* _Raw records_
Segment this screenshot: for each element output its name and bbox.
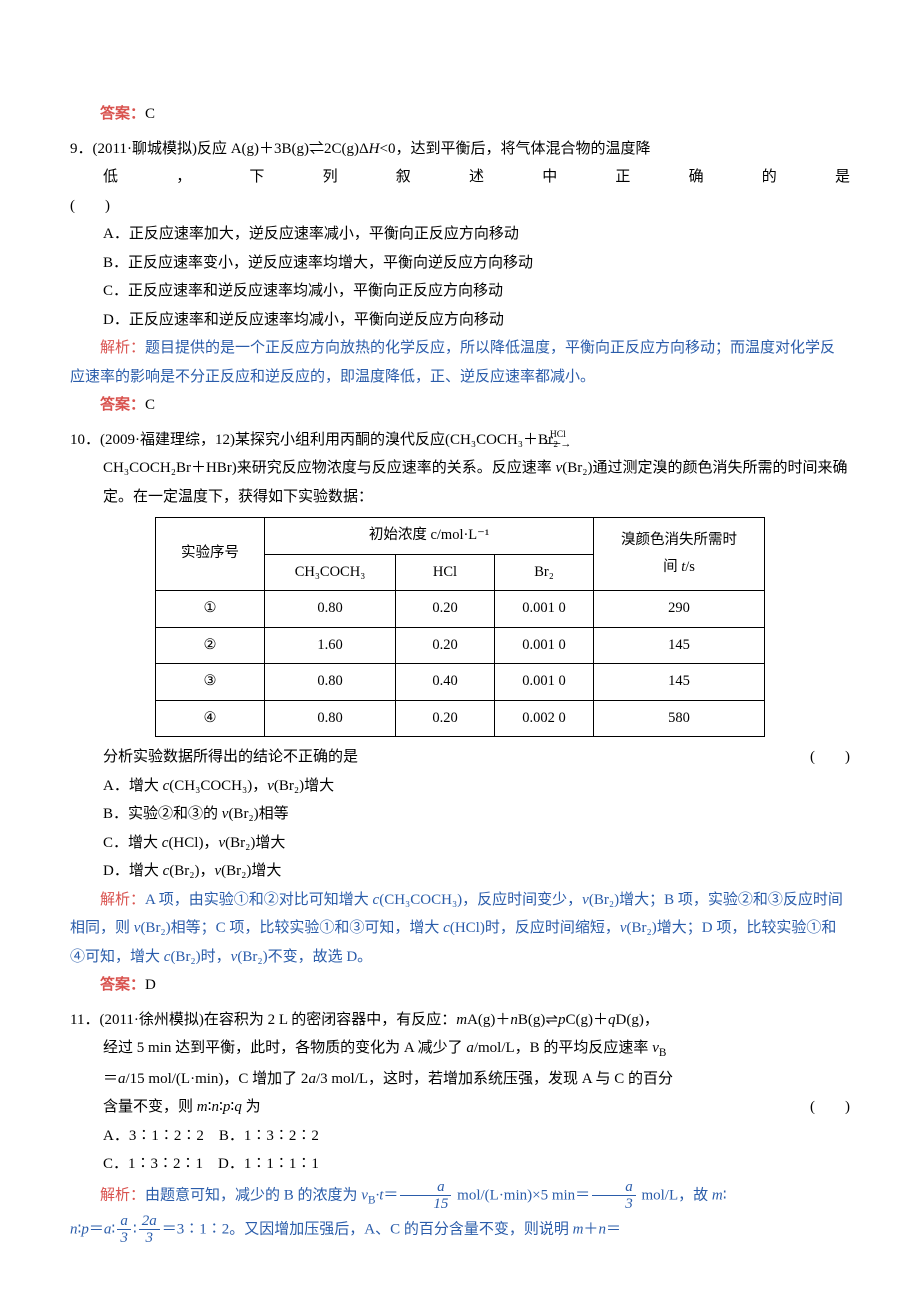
question-10: 10．(2009·福建理综，12)某探究小组利用丙酮的溴代反应(CH₃COCH₃… xyxy=(70,426,850,1000)
q11-choice-ab: A．3∶1∶2∶2 B．1∶3∶2∶2 xyxy=(70,1122,850,1151)
experiment-table: 实验序号 初始浓度 c/mol·L⁻¹ 溴颜色消失所需时 间 t/s CH₃CO… xyxy=(155,517,765,737)
q11-choice-cd: C．1∶3∶2∶1 D．1∶1∶1∶1 xyxy=(70,1150,850,1179)
q9-stem-line2: 低，下列叙述中正确的是 xyxy=(70,163,850,192)
q10-choice-c: C．增大 c(HCl)，v(Br₂)增大 xyxy=(70,829,850,858)
q9-paren: ( ) xyxy=(70,192,850,221)
q10-after-table: 分析实验数据所得出的结论不正确的是 ( ) xyxy=(70,743,850,772)
answer-label: 答案： xyxy=(100,976,145,993)
q-stem-part-a: (2011·聊城模拟)反应 A(g)＋3B(g)⇌2C(g)Δ xyxy=(93,141,369,157)
q9-choice-d: D．正反应速率和逆反应速率均减小，平衡向逆反应方向移动 xyxy=(70,306,850,335)
analysis-label: 解析： xyxy=(100,891,145,908)
q11-analysis-l2: n∶p＝a∶a3∶2a3＝3∶1∶2。又因增加压强后，A、C 的百分含量不变，则… xyxy=(70,1213,850,1247)
th-group: 初始浓度 c/mol·L⁻¹ xyxy=(265,518,594,555)
q11-analysis: 解析：由题意可知，减少的 B 的浓度为 vB·t＝a15 mol/(L·min)… xyxy=(70,1179,850,1247)
th-acetone: CH₃COCH₃ xyxy=(265,554,396,591)
table-row: ③ 0.80 0.40 0.001 0 145 xyxy=(156,664,765,701)
q10-stem-a: (2009·福建理综，12)某探究小组利用丙酮的溴代反应(CH₃COCH₃＋Br… xyxy=(100,432,562,448)
q-number: 9． xyxy=(70,141,93,157)
answer-value: C xyxy=(145,397,155,413)
q-number: 10． xyxy=(70,432,100,448)
answer-value: D xyxy=(145,977,156,993)
q11-stem-l2: 经过 5 min 达到平衡，此时，各物质的变化为 A 减少了 a/mol/L，B… xyxy=(70,1034,850,1064)
q11-paren: ( ) xyxy=(810,1093,850,1122)
q11-stem-l4: 含量不变，则 m∶n∶p∶q 为 ( ) xyxy=(70,1093,850,1122)
q10-analysis: 解析：A 项，由实验①和②对比可知增大 c(CH₃COCH₃)，反应时间变少，v… xyxy=(70,886,850,972)
th-br2: Br₂ xyxy=(495,554,594,591)
table-row: ② 1.60 0.20 0.001 0 145 xyxy=(156,627,765,664)
q9-choice-a: A．正反应速率加大，逆反应速率减小，平衡向正反应方向移动 xyxy=(70,220,850,249)
q-stem-part-b: <0，达到平衡后，将气体混合物的温度降 xyxy=(380,141,651,157)
answer-label: 答案： xyxy=(100,396,145,413)
q9-choice-c: C．正反应速率和逆反应速率均减小，平衡向正反应方向移动 xyxy=(70,277,850,306)
table-row: ④ 0.80 0.20 0.002 0 580 xyxy=(156,700,765,737)
q10-choice-b: B．实验②和③的 v(Br₂)相等 xyxy=(70,800,850,829)
analysis-text: 题目提供的是一个正反应方向放热的化学反应，所以降低温度，平衡向正反应方向移动；而… xyxy=(70,340,835,385)
question-9: 9．(2011·聊城模拟)反应 A(g)＋3B(g)⇌2C(g)ΔH<0，达到平… xyxy=(70,135,850,420)
analysis-label: 解析： xyxy=(100,339,145,356)
fraction: 2a3 xyxy=(139,1213,160,1247)
reaction-arrow: HCl──→ xyxy=(562,430,587,451)
q10-choice-d: D．增大 c(Br₂)，v(Br₂)增大 xyxy=(70,857,850,886)
q9-analysis: 解析：题目提供的是一个正反应方向放热的化学反应，所以降低温度，平衡向正反应方向移… xyxy=(70,334,850,391)
analysis-text: A 项，由实验①和②对比可知增大 c(CH₃COCH₃)，反应时间变少，v(Br… xyxy=(70,892,843,965)
table-row: ① 0.80 0.20 0.001 0 290 xyxy=(156,591,765,628)
fraction: a3 xyxy=(592,1179,636,1213)
th-hcl: HCl xyxy=(396,554,495,591)
q10-stem-b: CH₃COCH₂Br＋HBr)来研究反应物浓度与反应速率的关系。反应速率 v(B… xyxy=(70,454,850,511)
analysis-label: 解析： xyxy=(100,1186,145,1203)
q10-paren: ( ) xyxy=(810,743,850,772)
q10-choice-a: A．增大 c(CH₃COCH₃)，v(Br₂)增大 xyxy=(70,772,850,801)
answer-label: 答案： xyxy=(100,105,145,122)
th-exp-id: 实验序号 xyxy=(156,518,265,591)
answer-value: C xyxy=(145,106,155,122)
q-number: 11． xyxy=(70,1012,99,1028)
fraction: a15 xyxy=(400,1179,451,1213)
answer-8: 答案：C xyxy=(70,100,850,129)
q9-choice-b: B．正反应速率变小，逆反应速率均增大，平衡向逆反应方向移动 xyxy=(70,249,850,278)
q9-answer: 答案：C xyxy=(70,391,850,420)
question-11: 11．(2011·徐州模拟)在容积为 2 L 的密闭容器中，有反应：mA(g)＋… xyxy=(70,1006,850,1247)
delta-h: H xyxy=(369,141,380,157)
q11-stem-l3: ＝a/15 mol/(L·min)，C 增加了 2a/3 mol/L，这时，若增… xyxy=(70,1065,850,1094)
q10-answer: 答案：D xyxy=(70,971,850,1000)
th-time: 溴颜色消失所需时 间 t/s xyxy=(594,518,765,591)
fraction: a3 xyxy=(117,1213,131,1247)
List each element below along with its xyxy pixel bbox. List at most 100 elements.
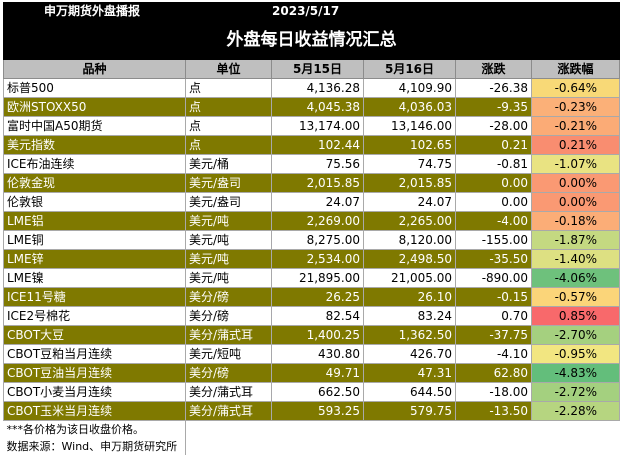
price-cell: 102.44 [271, 135, 365, 155]
change-pct-cell: -2.28% [531, 401, 621, 421]
price-cell: 102.65 [363, 135, 457, 155]
change-cell: -28.00 [455, 116, 533, 136]
column-header: 涨跌幅 [531, 59, 621, 79]
column-header: 5月15日 [271, 59, 365, 79]
price-cell: 8,275.00 [271, 230, 365, 250]
table-row: LME铜 美元/吨 8,275.00 8,120.00 -155.00 -1.87% [3, 230, 621, 250]
change-cell: -9.35 [455, 97, 533, 117]
change-pct-cell: 0.85% [531, 306, 621, 326]
table-row: 美元指数点 102.44 102.65 0.21 0.21% [3, 135, 621, 155]
price-cell: 82.54 [271, 306, 365, 326]
table-row: ICE布油连续 美元/桶 75.56 74.75 -0.81 -1.07% [3, 154, 621, 174]
price-cell: 579.75 [363, 401, 457, 421]
unit-cell: 美分/磅 [184, 287, 273, 307]
price-cell: 430.80 [271, 344, 365, 364]
price-cell: 75.56 [271, 154, 365, 174]
price-cell: 1,362.50 [363, 325, 457, 345]
commodity-cell: CBOT小麦当月连续 [3, 382, 186, 402]
commodity-cell: CBOT豆油当月连续 [3, 363, 186, 383]
change-pct-cell: -0.57% [531, 287, 621, 307]
commodity-cell: CBOT豆粕当月连续 [3, 344, 186, 364]
unit-cell: 美分/蒲式耳 [184, 382, 273, 402]
price-cell: 426.70 [363, 344, 457, 364]
empty-cell [186, 438, 620, 455]
change-pct-cell: 0.00% [531, 192, 621, 212]
change-pct-cell: -4.06% [531, 268, 621, 288]
unit-cell: 美元/盎司 [184, 173, 273, 193]
table-row: CBOT大豆 美分/蒲式耳 1,400.25 1,362.50 -37.75 -2.70% [3, 325, 621, 345]
change-cell: -4.00 [455, 211, 533, 231]
change-cell: -13.50 [455, 401, 533, 421]
price-cell: 21,895.00 [271, 268, 365, 288]
note-row: ***各价格为该日收盘价格。 [3, 420, 620, 439]
footnote: 数据来源：Wind、申万期货研究所 [3, 438, 186, 455]
commodity-cell: LME铝 [3, 211, 186, 231]
change-pct-cell: -1.40% [531, 249, 621, 269]
source-label: 申万期货外盘播报 [2, 2, 273, 21]
column-header: 品种 [3, 59, 186, 79]
column-header-row: 品种 单位 5月15日 5月16日 涨跌 涨跌幅 [3, 59, 621, 79]
report-date: 2023/5/17 [271, 2, 621, 21]
table-row: ICE11号糖 美分/磅 26.25 26.10 -0.15 -0.57% [3, 287, 621, 307]
page-title: 外盘每日收益情况汇总 [2, 20, 621, 60]
table-row: ICE2号棉花 美分/磅 82.54 83.24 0.70 0.85% [3, 306, 621, 326]
column-header: 单位 [184, 59, 273, 79]
commodity-cell: 富时中国A50期货 [3, 116, 186, 136]
commodity-cell: ICE布油连续 [3, 154, 186, 174]
price-cell: 662.50 [271, 382, 365, 402]
change-pct-cell: -1.87% [531, 230, 621, 250]
change-cell: 0.00 [455, 173, 533, 193]
table-row: 富时中国A50期货点 13,174.00 13,146.00 -28.00 -0.21% [3, 116, 621, 136]
price-cell: 2,265.00 [363, 211, 457, 231]
change-cell: -37.75 [455, 325, 533, 345]
empty-cell [186, 421, 620, 439]
unit-cell: 美元/盎司 [184, 192, 273, 212]
commodity-cell: 伦敦银 [3, 192, 186, 212]
table-row: CBOT豆油当月连续 美分/磅 49.71 47.31 62.80 -4.83% [3, 363, 621, 383]
price-cell: 49.71 [271, 363, 365, 383]
price-cell: 593.25 [271, 401, 365, 421]
unit-cell: 美分/蒲式耳 [184, 325, 273, 345]
commodity-cell: 标普500 [3, 78, 186, 98]
header-bar: 申万期货外盘播报 2023/5/17 [2, 2, 621, 21]
unit-cell: 美元/短吨 [184, 344, 273, 364]
price-cell: 24.07 [271, 192, 365, 212]
unit-cell: 点 [184, 97, 273, 117]
change-cell: -890.00 [455, 268, 533, 288]
summary-table: 申万期货外盘播报 2023/5/17 外盘每日收益情况汇总 品种 单位 5月15… [2, 2, 621, 455]
table-row: LME锌 美元/吨 2,534.00 2,498.50 -35.50 -1.40% [3, 249, 621, 269]
price-cell: 644.50 [363, 382, 457, 402]
change-cell: -155.00 [455, 230, 533, 250]
price-cell: 21,005.00 [363, 268, 457, 288]
unit-cell: 点 [184, 116, 273, 136]
change-pct-cell: -4.83% [531, 363, 621, 383]
price-cell: 26.10 [363, 287, 457, 307]
table-row: CBOT玉米当月连续 美分/蒲式耳 593.25 579.75 -13.50 -2.28% [3, 401, 621, 421]
unit-cell: 美元/吨 [184, 230, 273, 250]
price-cell: 2,498.50 [363, 249, 457, 269]
change-cell: 0.21 [455, 135, 533, 155]
price-cell: 4,036.03 [363, 97, 457, 117]
table-row: 伦敦银 美元/盎司 24.07 24.07 0.00 0.00% [3, 192, 621, 212]
price-cell: 13,174.00 [271, 116, 365, 136]
change-cell: -18.00 [455, 382, 533, 402]
change-cell: -0.81 [455, 154, 533, 174]
change-cell: 0.70 [455, 306, 533, 326]
price-cell: 13,146.00 [363, 116, 457, 136]
commodity-cell: LME锌 [3, 249, 186, 269]
price-cell: 26.25 [271, 287, 365, 307]
change-cell: -0.15 [455, 287, 533, 307]
price-cell: 2,534.00 [271, 249, 365, 269]
price-cell: 74.75 [363, 154, 457, 174]
change-pct-cell: 0.00% [531, 173, 621, 193]
change-pct-cell: -1.07% [531, 154, 621, 174]
change-pct-cell: -0.23% [531, 97, 621, 117]
change-cell: -35.50 [455, 249, 533, 269]
unit-cell: 点 [184, 135, 273, 155]
column-header: 5月16日 [363, 59, 457, 79]
change-pct-cell: -2.72% [531, 382, 621, 402]
commodity-cell: CBOT大豆 [3, 325, 186, 345]
change-pct-cell: -0.64% [531, 78, 621, 98]
price-cell: 1,400.25 [271, 325, 365, 345]
change-cell: 62.80 [455, 363, 533, 383]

* _Brief_
Rewrite the rows from the line with "price-cell: 102.44 [271, 135, 365, 155]" to the line with "change-pct-cell: 0.85% [531, 306, 621, 326]", replacing "change-cell" with "delta-cell" and leaving everything else unchanged.

* _Response for this exercise_
price-cell: 102.44 [271, 135, 365, 155]
change-pct-cell: -2.28% [531, 401, 621, 421]
price-cell: 102.65 [363, 135, 457, 155]
delta-cell: -28.00 [455, 116, 533, 136]
column-header: 涨跌幅 [531, 59, 621, 79]
column-header: 5月15日 [271, 59, 365, 79]
price-cell: 8,275.00 [271, 230, 365, 250]
table-row: LME铜 美元/吨 8,275.00 8,120.00 -155.00 -1.87% [3, 230, 621, 250]
delta-cell: -9.35 [455, 97, 533, 117]
change-pct-cell: 0.85% [531, 306, 621, 326]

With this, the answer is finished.